§ 掲載本文:
────────────────────
*10:12JST 株式会社ティムス:2025年12月期中間決算説明会文字起こし(7)
株式会社ティムス<4891>:2025年12月期中間決算説明会文字起こし(6)の続き
■質疑応答
司会
ありがとうございました。ここからは質疑応答に移ります。
★質問
「ORION試験の中間解析の可能性はあるでしょうか。」というご質問です。
●若林社長
ご質問ありがとうございます。
「中間解析」という表現の捉え方にもよりますが、Part1からPart2へ移行する際に一定の解析は実施される予定です。ただし、その結果を公表できるかどうかは現時点では確約できません。本試験はCORXEL社が主導しており、情報開示にはCORXEL社の承諾が必要となります。しかし、当社にも重要事実に関する開示義務がありますので、法令に基づき開示すべき事象であれば、CORXEL社においても同意しなければならない取決めとなっています。当社としては企業価値に大きな影響を及ぼす事項であると考えていますので、できる限り開示できる方向で調整していきたいと考えています。
────────────────────
§ 抽出情報:
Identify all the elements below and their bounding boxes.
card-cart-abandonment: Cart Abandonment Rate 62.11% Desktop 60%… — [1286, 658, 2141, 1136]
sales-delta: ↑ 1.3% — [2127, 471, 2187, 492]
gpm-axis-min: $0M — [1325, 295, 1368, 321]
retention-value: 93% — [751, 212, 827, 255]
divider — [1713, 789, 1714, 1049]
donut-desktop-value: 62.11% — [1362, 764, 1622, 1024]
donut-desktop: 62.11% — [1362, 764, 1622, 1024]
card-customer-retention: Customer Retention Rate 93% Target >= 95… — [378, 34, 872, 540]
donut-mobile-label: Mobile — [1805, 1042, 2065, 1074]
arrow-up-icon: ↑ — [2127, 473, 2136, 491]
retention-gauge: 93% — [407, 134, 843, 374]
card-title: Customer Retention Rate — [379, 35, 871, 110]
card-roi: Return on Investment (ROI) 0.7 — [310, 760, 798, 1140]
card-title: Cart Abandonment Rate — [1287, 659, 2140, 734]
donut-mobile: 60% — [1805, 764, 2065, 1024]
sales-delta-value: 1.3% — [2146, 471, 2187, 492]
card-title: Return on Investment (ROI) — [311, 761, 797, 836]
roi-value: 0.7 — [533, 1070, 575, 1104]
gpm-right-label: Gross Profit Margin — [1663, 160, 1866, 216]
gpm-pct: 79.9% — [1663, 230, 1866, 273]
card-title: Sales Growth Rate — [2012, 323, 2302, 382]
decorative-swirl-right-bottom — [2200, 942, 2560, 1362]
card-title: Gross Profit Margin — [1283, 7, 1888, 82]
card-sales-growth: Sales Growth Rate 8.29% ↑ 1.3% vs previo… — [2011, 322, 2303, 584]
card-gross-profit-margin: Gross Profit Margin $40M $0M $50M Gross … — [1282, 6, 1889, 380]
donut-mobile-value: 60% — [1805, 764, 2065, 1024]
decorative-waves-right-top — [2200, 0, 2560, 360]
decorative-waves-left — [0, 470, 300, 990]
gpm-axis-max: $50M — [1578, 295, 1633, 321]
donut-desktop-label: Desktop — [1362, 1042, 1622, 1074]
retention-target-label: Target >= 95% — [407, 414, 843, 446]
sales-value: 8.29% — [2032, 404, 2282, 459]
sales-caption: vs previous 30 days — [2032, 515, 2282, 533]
────────────────────
§ 課題の指示:
**a)** 決算説明会の文字起こしに出てくる会社名、試験名、人名をすべて挙げてください。
**b)** 決算説明会の文字起こしを2文で要約してください。
**c)** 決算説明会の質疑応答の文字起こしを、途切れたところから続けて書いてください。

§ 課題への解答:
**a)** 株式会社ティムス、ORION試験、CORXEL社、若林（社長）

**b)** 質疑応答でORION試験の中間解析の可能性を問われた若林社長は、Part1からPart2へ移行する際に一定の解析を実施する予定だと答えた。ただし、試験を主導するCORXEL社の承諾が必要なため結果の公表は確約できないとしたうえで、法令に基づき開示すべき事象であればCORXEL社も同意する取決めがあるので、できる限り開示する方向で調整したいと述べた。

**c)**
★質問
「治験情報サイトでは中国、米国、ブルガリア、イタリア、スペインの施設が開示されています。他の国の施設の状況はいかがでしょうか。」というご質問です。
●若林社長
ありがとうございます。開示できる範囲で申し上げますと、当初計画では約20か国・150施設での実施を予定しています。現時点で公表されているのはアメリカ、中国、日本、イタリア、スペイン、ブルガリアの6か国ですが、それ以外の複数の国でも治験申請を行っている状況です。各国の状況については、順次ClinicalTrials.govなどの公的データベースに開示される見込みですので、当社からは現段階での詳細開示は控えさせていただきます。
★質問
「現在、コストが想定レンジの下限で進捗しているとのことでしたが、上限シナリオとの違いはどのような部分にありますか。」というご質問です。
●若林社長
ありがとうございます。
具体的な数値は控えますが、概ねの傾向として申し上げます。まず、TMS-007の試験費用が当初想定よりやや下回っている点がございます。
また、TMS-008に関しても、保守的に見積っており、費用計上をやや前倒しで計画していましたが、現状ではその支出が抑えられています。
今後4ケ月間の進捗によっては費用計上が変動する可能性もありますが、現段階においては想定の下限に近い水準で推移しています。
さらに、戦略的な案件対応のための費用も一定程度織り込んでいますが、該当する動きがなければ計上されない性質のものとなります。
★質問
「仮にTMS-007とSovateltideの両方がFDA承認された場合、どのように対応されますか。御社の展望をお聞かせください」という質問です。
●若林社長
ありがとうございます。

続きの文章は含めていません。